*Required task*:
Pull out every line below that holds the word "uploader".
═════ Dataset content
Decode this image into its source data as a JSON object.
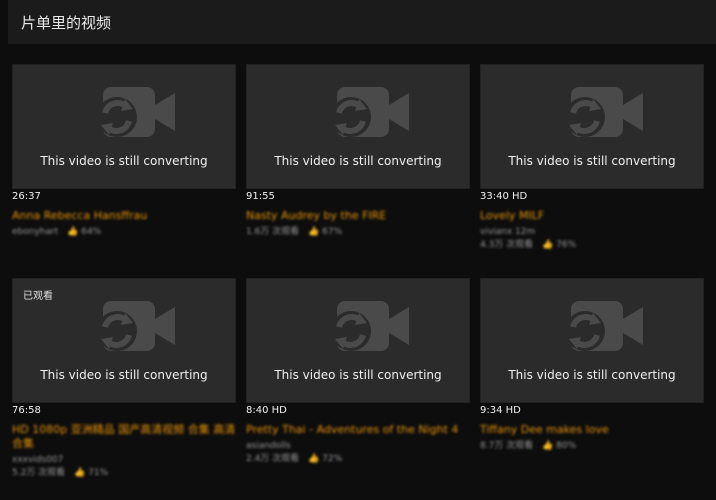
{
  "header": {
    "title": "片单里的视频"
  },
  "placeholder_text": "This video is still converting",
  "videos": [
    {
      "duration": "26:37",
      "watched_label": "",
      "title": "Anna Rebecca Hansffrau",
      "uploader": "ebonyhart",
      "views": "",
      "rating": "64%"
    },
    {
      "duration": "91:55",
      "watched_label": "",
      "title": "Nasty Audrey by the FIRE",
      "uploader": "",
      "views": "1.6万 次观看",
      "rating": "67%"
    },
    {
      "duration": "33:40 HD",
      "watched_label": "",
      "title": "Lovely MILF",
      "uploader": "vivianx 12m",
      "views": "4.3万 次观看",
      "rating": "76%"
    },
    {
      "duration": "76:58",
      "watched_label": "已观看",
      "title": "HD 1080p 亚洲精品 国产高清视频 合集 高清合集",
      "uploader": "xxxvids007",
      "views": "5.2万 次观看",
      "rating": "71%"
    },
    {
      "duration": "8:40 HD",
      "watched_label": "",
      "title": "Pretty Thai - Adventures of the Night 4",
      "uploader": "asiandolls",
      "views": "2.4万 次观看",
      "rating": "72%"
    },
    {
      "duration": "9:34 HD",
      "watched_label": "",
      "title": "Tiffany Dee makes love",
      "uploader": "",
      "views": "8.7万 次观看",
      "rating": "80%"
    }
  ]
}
══════════
═════ Dataset content
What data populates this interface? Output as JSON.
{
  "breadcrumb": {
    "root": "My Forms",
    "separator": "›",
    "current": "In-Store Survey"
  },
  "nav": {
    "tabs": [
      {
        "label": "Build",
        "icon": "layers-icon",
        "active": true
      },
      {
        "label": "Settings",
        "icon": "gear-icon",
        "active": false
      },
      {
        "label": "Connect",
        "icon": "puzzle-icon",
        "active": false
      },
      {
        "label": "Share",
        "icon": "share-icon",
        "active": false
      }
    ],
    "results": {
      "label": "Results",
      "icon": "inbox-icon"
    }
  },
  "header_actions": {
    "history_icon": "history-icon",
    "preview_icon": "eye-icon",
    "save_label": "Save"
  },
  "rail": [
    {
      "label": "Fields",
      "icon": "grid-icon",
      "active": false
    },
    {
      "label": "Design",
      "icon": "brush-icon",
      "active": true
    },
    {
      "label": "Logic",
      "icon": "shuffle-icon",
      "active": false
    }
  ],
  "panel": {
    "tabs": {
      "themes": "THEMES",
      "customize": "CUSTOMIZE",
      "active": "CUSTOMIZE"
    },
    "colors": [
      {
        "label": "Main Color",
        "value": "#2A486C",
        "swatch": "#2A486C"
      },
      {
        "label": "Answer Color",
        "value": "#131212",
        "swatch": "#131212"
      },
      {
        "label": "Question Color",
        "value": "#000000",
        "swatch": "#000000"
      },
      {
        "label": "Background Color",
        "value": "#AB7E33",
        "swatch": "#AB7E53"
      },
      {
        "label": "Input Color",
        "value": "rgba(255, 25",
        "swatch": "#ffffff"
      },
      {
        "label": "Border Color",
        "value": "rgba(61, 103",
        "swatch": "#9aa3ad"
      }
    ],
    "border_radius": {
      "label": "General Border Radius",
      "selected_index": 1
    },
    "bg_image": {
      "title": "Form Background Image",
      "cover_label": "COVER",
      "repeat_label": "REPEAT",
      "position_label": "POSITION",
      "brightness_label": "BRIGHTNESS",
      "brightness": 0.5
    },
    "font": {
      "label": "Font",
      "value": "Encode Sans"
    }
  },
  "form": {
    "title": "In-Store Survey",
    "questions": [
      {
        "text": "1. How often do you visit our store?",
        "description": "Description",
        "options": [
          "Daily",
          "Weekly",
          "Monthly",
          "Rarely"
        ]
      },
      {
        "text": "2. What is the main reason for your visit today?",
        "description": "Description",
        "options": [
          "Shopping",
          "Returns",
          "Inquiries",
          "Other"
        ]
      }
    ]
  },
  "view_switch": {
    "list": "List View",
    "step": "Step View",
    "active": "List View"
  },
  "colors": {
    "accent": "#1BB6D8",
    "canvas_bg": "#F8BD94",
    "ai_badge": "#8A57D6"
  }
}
══════════
═════ Dataset content
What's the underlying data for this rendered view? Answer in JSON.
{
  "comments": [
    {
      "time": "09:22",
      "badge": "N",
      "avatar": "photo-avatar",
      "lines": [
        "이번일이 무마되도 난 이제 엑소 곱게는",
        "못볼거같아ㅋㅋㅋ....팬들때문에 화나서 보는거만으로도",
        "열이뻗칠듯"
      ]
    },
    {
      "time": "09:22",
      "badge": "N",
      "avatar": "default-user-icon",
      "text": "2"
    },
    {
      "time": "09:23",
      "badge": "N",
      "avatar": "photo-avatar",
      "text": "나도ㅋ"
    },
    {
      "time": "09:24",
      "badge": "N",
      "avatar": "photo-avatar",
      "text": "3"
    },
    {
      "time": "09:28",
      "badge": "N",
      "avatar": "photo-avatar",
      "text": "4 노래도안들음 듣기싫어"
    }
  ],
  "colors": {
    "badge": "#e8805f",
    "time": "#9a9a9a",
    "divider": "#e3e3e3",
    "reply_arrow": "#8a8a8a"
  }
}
══════════
*Answer to this problem*:
      "uploader": "ebonyhart",
      "uploader": "",
      "uploader": "vivianx 12m",
      "uploader": "xxxvids007",
      "uploader": "asiandolls",
      "uploader": "",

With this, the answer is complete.